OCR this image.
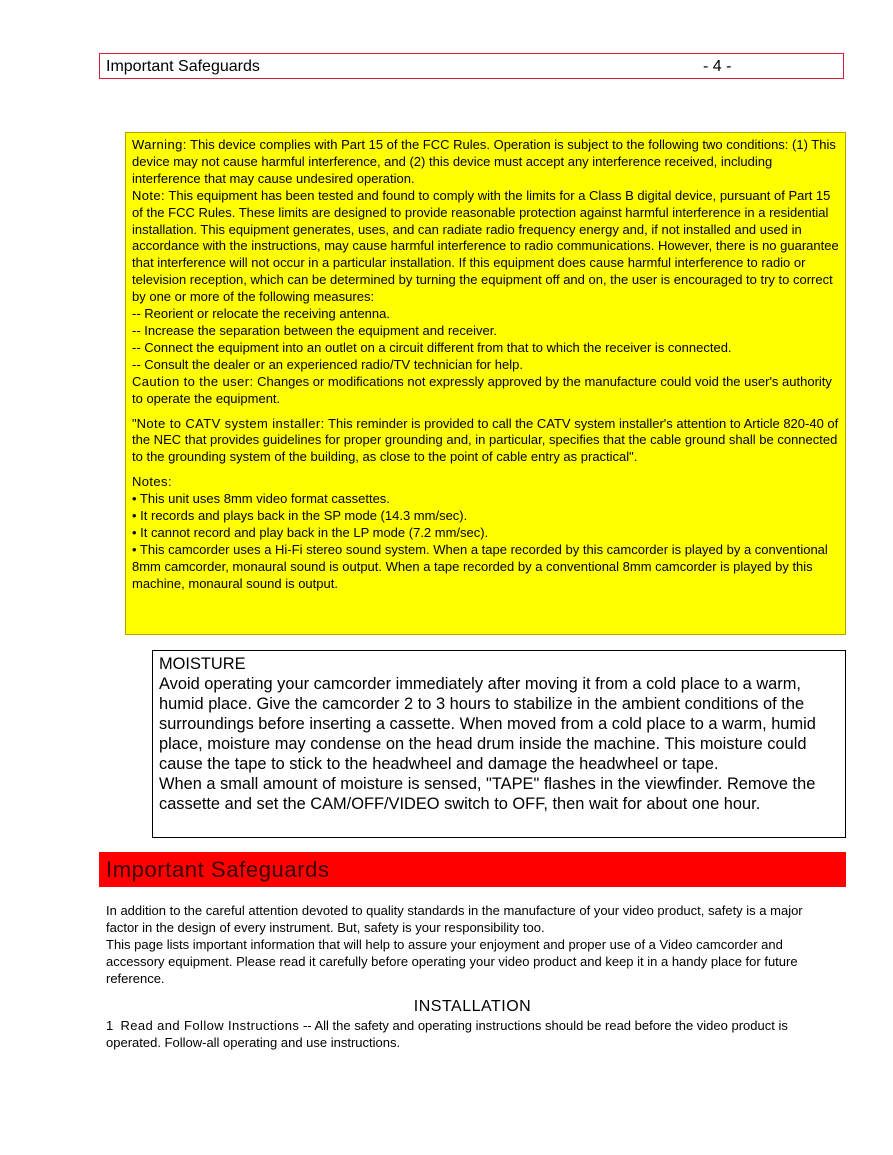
Important Safeguards	- 4 -

Warning: This device complies with Part 15 of the FCC Rules. Operation is subject to the following two conditions: (1) This device may not cause harmful interference, and (2) this device must accept any interference received, including interference that may cause undesired operation.

Note: This equipment has been tested and found to comply with the limits for a Class B digital device, pursuant of Part 15 of the FCC Rules. These limits are designed to provide reasonable protection against harmful interference in a residential installation. This equipment generates, uses, and can radiate radio frequency energy and, if not installed and used in accordance with the instructions, may cause harmful interference to radio communications. However, there is no guarantee that interference will not occur in a particular installation. If this equipment does cause harmful interference to radio or television reception, which can be determined by turning the equipment off and on, the user is encouraged to try to correct by one or more of the following measures:

-- Reorient or relocate the receiving antenna.

-- Increase the separation between the equipment and receiver.

-- Connect the equipment into an outlet on a circuit different from that to which the receiver is connected.

-- Consult the dealer or an experienced radio/TV technician for help.

Caution to the user: Changes or modifications not expressly approved by the manufacture could void the user's authority to operate the equipment.

"Note to CATV system installer: This reminder is provided to call the CATV system installer's attention to Article 820-40 of the NEC that provides guidelines for proper grounding and, in particular, specifies that the cable ground shall be connected to the grounding system of the building, as close to the point of cable entry as practical".

Notes:

• This unit uses 8mm video format cassettes.

• It records and plays back in the SP mode (14.3 mm/sec).

• It cannot record and play back in the LP mode (7.2 mm/sec).

• This camcorder uses a Hi-Fi stereo sound system. When a tape recorded by this camcorder is played by a conventional 8mm camcorder, monaural sound is output. When a tape recorded by a conventional 8mm camcorder is played by this machine, monaural sound is output.

MOISTURE

Avoid operating your camcorder immediately after moving it from a cold place to a warm, humid place. Give the camcorder 2 to 3 hours to stabilize in the ambient conditions of the surroundings before inserting a cassette. When moved from a cold place to a warm, humid place, moisture may condense on the head drum inside the machine. This moisture could cause the tape to stick to the headwheel and damage the headwheel or tape.

When a small amount of moisture is sensed, "TAPE" flashes in the viewfinder. Remove the cassette and set the CAM/OFF/VIDEO switch to OFF, then wait for about one hour.

Important Safeguards

In addition to the careful attention devoted to quality standards in the manufacture of your video product, safety is a major factor in the design of every instrument. But, safety is your responsibility too.

This page lists important information that will help to assure your enjoyment and proper use of a Video camcorder and accessory equipment. Please read it carefully before operating your video product and keep it in a handy place for future reference.

INSTALLATION

1 Read and Follow Instructions -- All the safety and operating instructions should be read before the video product is operated. Follow-all operating and use instructions.
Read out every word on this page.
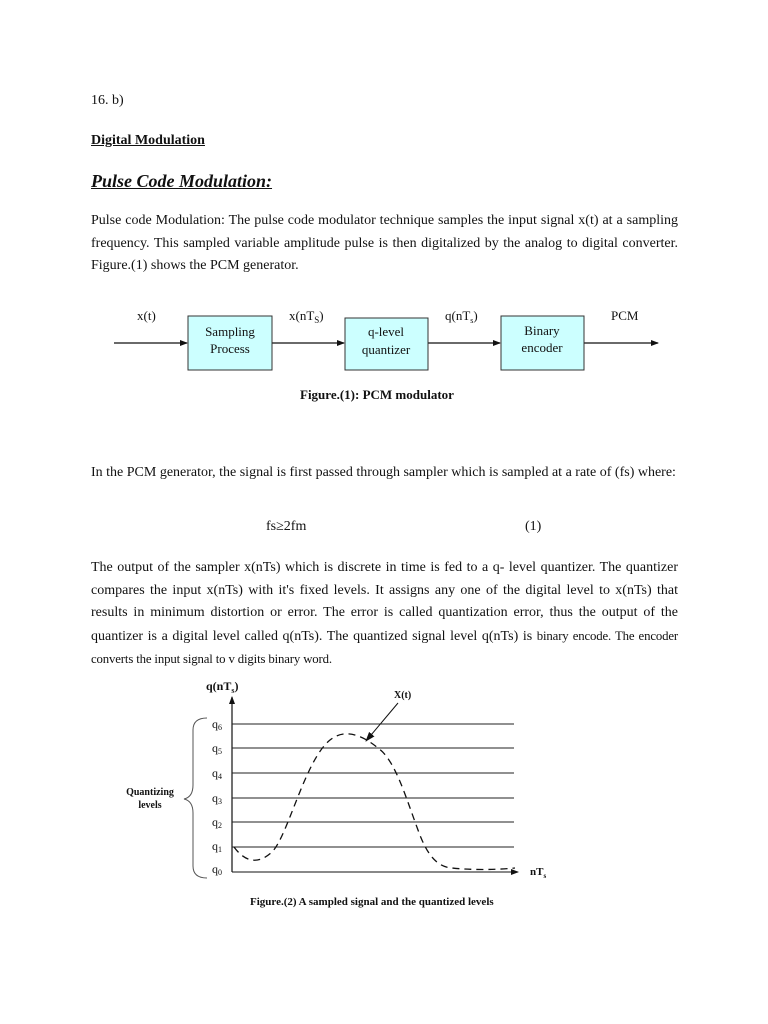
16. b)
Digital Modulation
Pulse Code Modulation:

Pulse code Modulation: The pulse code modulator technique samples the input signal x(t) at a sampling frequency. This sampled variable amplitude pulse is then digitalized by the analog to digital converter. Figure.(1) shows the PCM generator.

Sampling
Process
q-level
quantizer
Binary
encoder
x(t)	$x(nT_S)$	$q(nT_s)$	PCM
Figure.(1): PCM modulator

In the PCM generator, the signal is first passed through sampler which is sampled at a rate of (fs) where:

fs≥2fm	(1)

The output of the sampler x(nTs) which is discrete in time is fed to a q- level quantizer. The quantizer compares the input x(nTs) with it's fixed levels. It assigns any one of the digital level to x(nTs) that results in minimum distortion or error. The error is called quantization error, thus the output of the quantizer is a digital level called q(nTs). The quantized signal level q(nTs) is binary encode. The encoder converts the input signal to v digits binary word.

q6
q5
q4
q3
q2
q1
q0
Quantizing
levels
$q(nT_s)$
$nT_s$
X(t)
Figure.(2) A sampled signal and the quantized levels
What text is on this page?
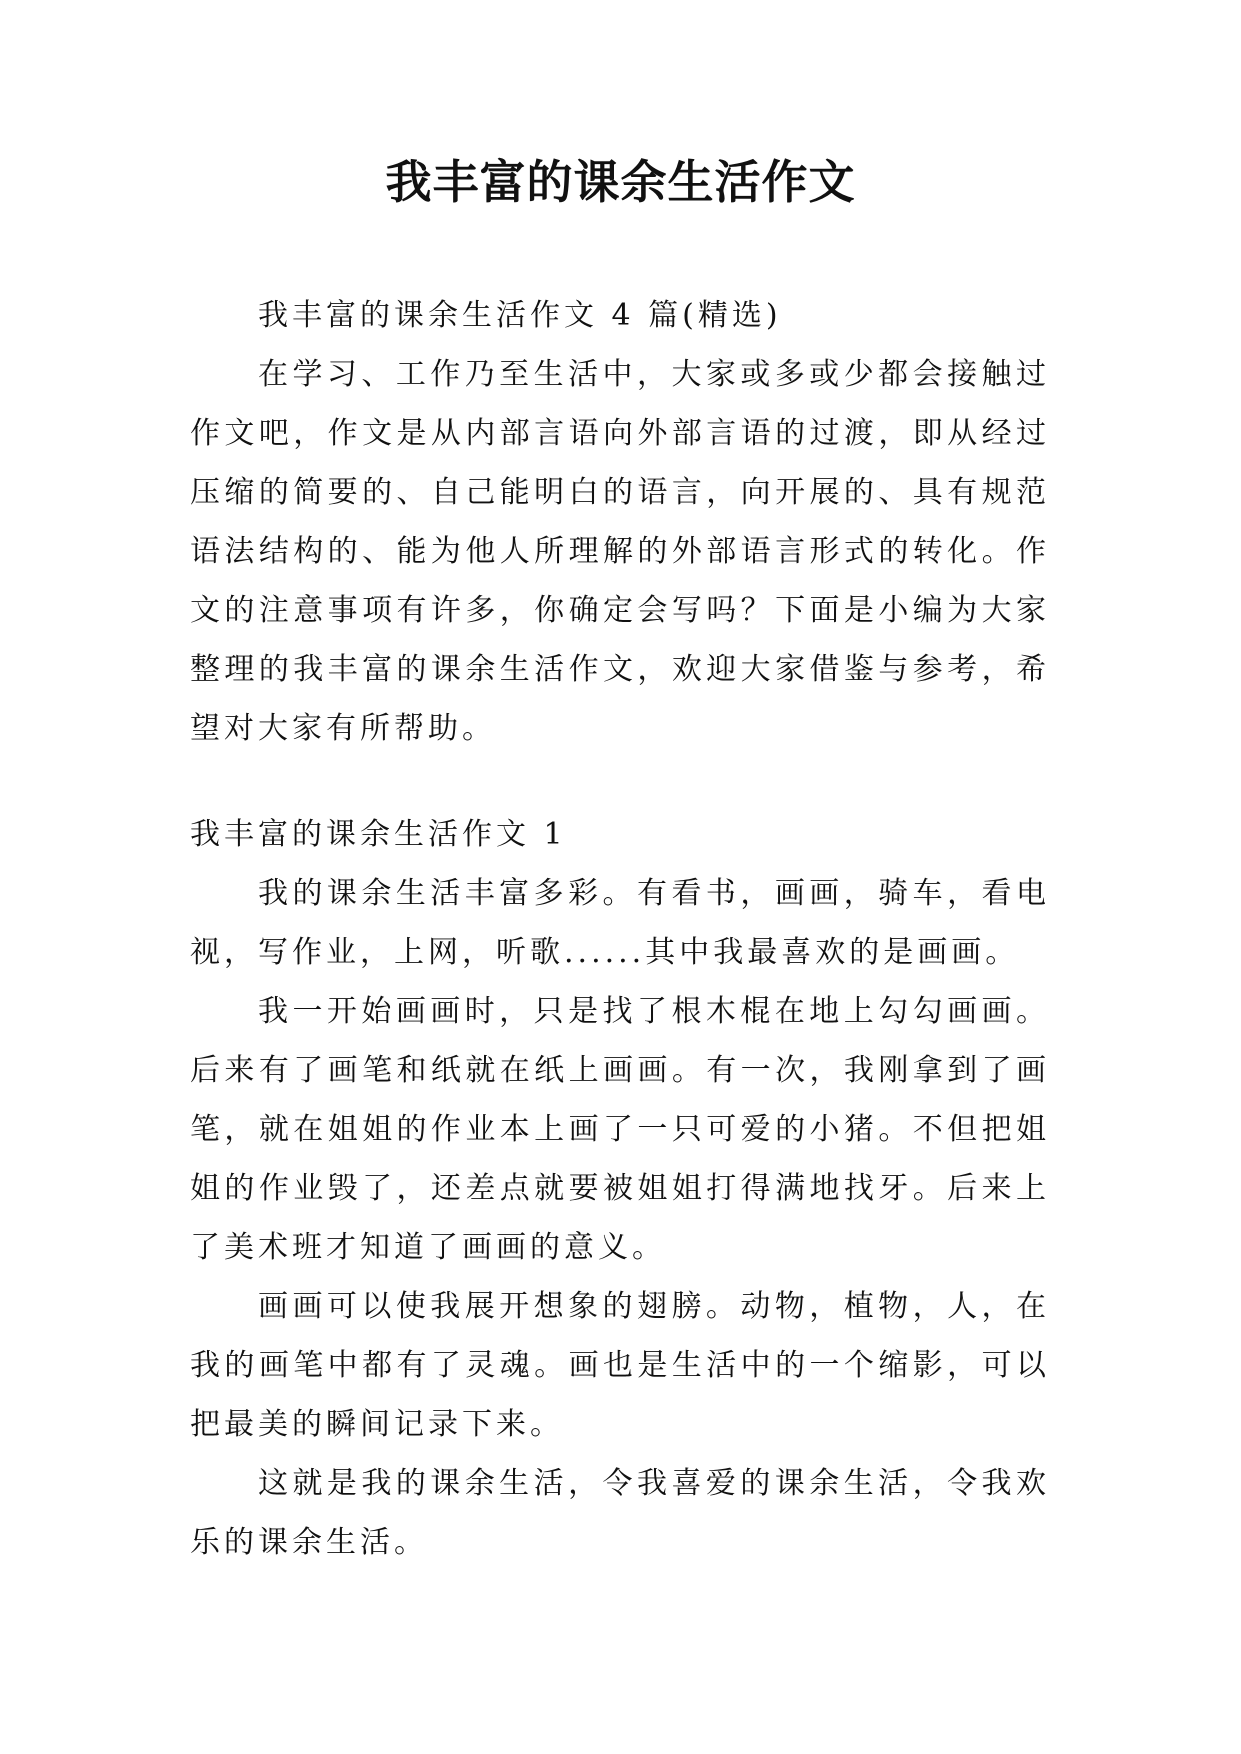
我丰富的课余生活作文

我丰富的课余生活作文 4 篇(精选)

在学习、工作乃至生活中，大家或多或少都会接触过作文吧，作文是从内部言语向外部言语的过渡，即从经过压缩的简要的、自己能明白的语言，向开展的、具有规范语法结构的、能为他人所理解的外部语言形式的转化。作文的注意事项有许多，你确定会写吗？下面是小编为大家整理的我丰富的课余生活作文，欢迎大家借鉴与参考，希望对大家有所帮助。

我丰富的课余生活作文 1

我的课余生活丰富多彩。有看书，画画，骑车，看电视，写作业，上网，听歌......其中我最喜欢的是画画。

我一开始画画时，只是找了根木棍在地上勾勾画画。后来有了画笔和纸就在纸上画画。有一次，我刚拿到了画笔，就在姐姐的作业本上画了一只可爱的小猪。不但把姐姐的作业毁了，还差点就要被姐姐打得满地找牙。后来上了美术班才知道了画画的意义。

画画可以使我展开想象的翅膀。动物，植物，人，在我的画笔中都有了灵魂。画也是生活中的一个缩影，可以把最美的瞬间记录下来。

这就是我的课余生活，令我喜爱的课余生活，令我欢乐的课余生活。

_ _ _ _

Stated problem:
Using the material above, return every line exactly as it appears, minus the pictures.

Task solution:
OCR this image.
Important Safeguards	- 4 -

Warning: This device complies with Part 15 of the FCC Rules. Operation is subject to the following two conditions: (1) This device may not cause harmful interference, and (2) this device must accept any interference received, including interference that may cause undesired operation.

Note: This equipment has been tested and found to comply with the limits for a Class B digital device, pursuant of Part 15 of the FCC Rules. These limits are designed to provide reasonable protection against harmful interference in a residential installation. This equipment generates, uses, and can radiate radio frequency energy and, if not installed and used in accordance with the instructions, may cause harmful interference to radio communications. However, there is no guarantee that interference will not occur in a particular installation. If this equipment does cause harmful interference to radio or television reception, which can be determined by turning the equipment off and on, the user is encouraged to try to correct by one or more of the following measures:

-- Reorient or relocate the receiving antenna.

-- Increase the separation between the equipment and receiver.

-- Connect the equipment into an outlet on a circuit different from that to which the receiver is connected.

-- Consult the dealer or an experienced radio/TV technician for help.

Caution to the user: Changes or modifications not expressly approved by the manufacture could void the user's authority to operate the equipment.

"Note to CATV system installer: This reminder is provided to call the CATV system installer's attention to Article 820-40 of the NEC that provides guidelines for proper grounding and, in particular, specifies that the cable ground shall be connected to the grounding system of the building, as close to the point of cable entry as practical".

Notes:

• This unit uses 8mm video format cassettes.

• It records and plays back in the SP mode (14.3 mm/sec).

• It cannot record and play back in the LP mode (7.2 mm/sec).

• This camcorder uses a Hi-Fi stereo sound system. When a tape recorded by this camcorder is played by a conventional 8mm camcorder, monaural sound is output. When a tape recorded by a conventional 8mm camcorder is played by this machine, monaural sound is output.

MOISTURE

Avoid operating your camcorder immediately after moving it from a cold place to a warm, humid place. Give the camcorder 2 to 3 hours to stabilize in the ambient conditions of the surroundings before inserting a cassette. When moved from a cold place to a warm, humid place, moisture may condense on the head drum inside the machine. This moisture could cause the tape to stick to the headwheel and damage the headwheel or tape.

When a small amount of moisture is sensed, "TAPE" flashes in the viewfinder. Remove the cassette and set the CAM/OFF/VIDEO switch to OFF, then wait for about one hour.

Important Safeguards

In addition to the careful attention devoted to quality standards in the manufacture of your video product, safety is a major factor in the design of every instrument. But, safety is your responsibility too.

This page lists important information that will help to assure your enjoyment and proper use of a Video camcorder and accessory equipment. Please read it carefully before operating your video product and keep it in a handy place for future reference.

INSTALLATION

1 Read and Follow Instructions -- All the safety and operating instructions should be read before the video product is operated. Follow-all operating and use instructions.
Read out every word on this page.
16. b)
Digital Modulation
Pulse Code Modulation:

Pulse code Modulation: The pulse code modulator technique samples the input signal x(t) at a sampling frequency. This sampled variable amplitude pulse is then digitalized by the analog to digital converter. Figure.(1) shows the PCM generator.

Sampling
Process
q-level
quantizer
Binary
encoder
x(t)	$x(nT_S)$	$q(nT_s)$	PCM
Figure.(1): PCM modulator

In the PCM generator, the signal is first passed through sampler which is sampled at a rate of (fs) where:

fs≥2fm	(1)

The output of the sampler x(nTs) which is discrete in time is fed to a q- level quantizer. The quantizer compares the input x(nTs) with it's fixed levels. It assigns any one of the digital level to x(nTs) that results in minimum distortion or error. The error is called quantization error, thus the output of the quantizer is a digital level called q(nTs). The quantized signal level q(nTs) is binary encode. The encoder converts the input signal to v digits binary word.

q6
q5
q4
q3
q2
q1
q0
Quantizing
levels
$q(nT_s)$
$nT_s$
X(t)
Figure.(2) A sampled signal and the quantized levels
What text is on this page?
我丰富的课余生活作文

我丰富的课余生活作文 4 篇(精选)

在学习、工作乃至生活中，大家或多或少都会接触过作文吧，作文是从内部言语向外部言语的过渡，即从经过压缩的简要的、自己能明白的语言，向开展的、具有规范语法结构的、能为他人所理解的外部语言形式的转化。作文的注意事项有许多，你确定会写吗？下面是小编为大家整理的我丰富的课余生活作文，欢迎大家借鉴与参考，希望对大家有所帮助。

我丰富的课余生活作文 1

我的课余生活丰富多彩。有看书，画画，骑车，看电视，写作业，上网，听歌......其中我最喜欢的是画画。

我一开始画画时，只是找了根木棍在地上勾勾画画。后来有了画笔和纸就在纸上画画。有一次，我刚拿到了画笔，就在姐姐的作业本上画了一只可爱的小猪。不但把姐姐的作业毁了，还差点就要被姐姐打得满地找牙。后来上了美术班才知道了画画的意义。

画画可以使我展开想象的翅膀。动物，植物，人，在我的画笔中都有了灵魂。画也是生活中的一个缩影，可以把最美的瞬间记录下来。

这就是我的课余生活，令我喜爱的课余生活，令我欢乐的课余生活。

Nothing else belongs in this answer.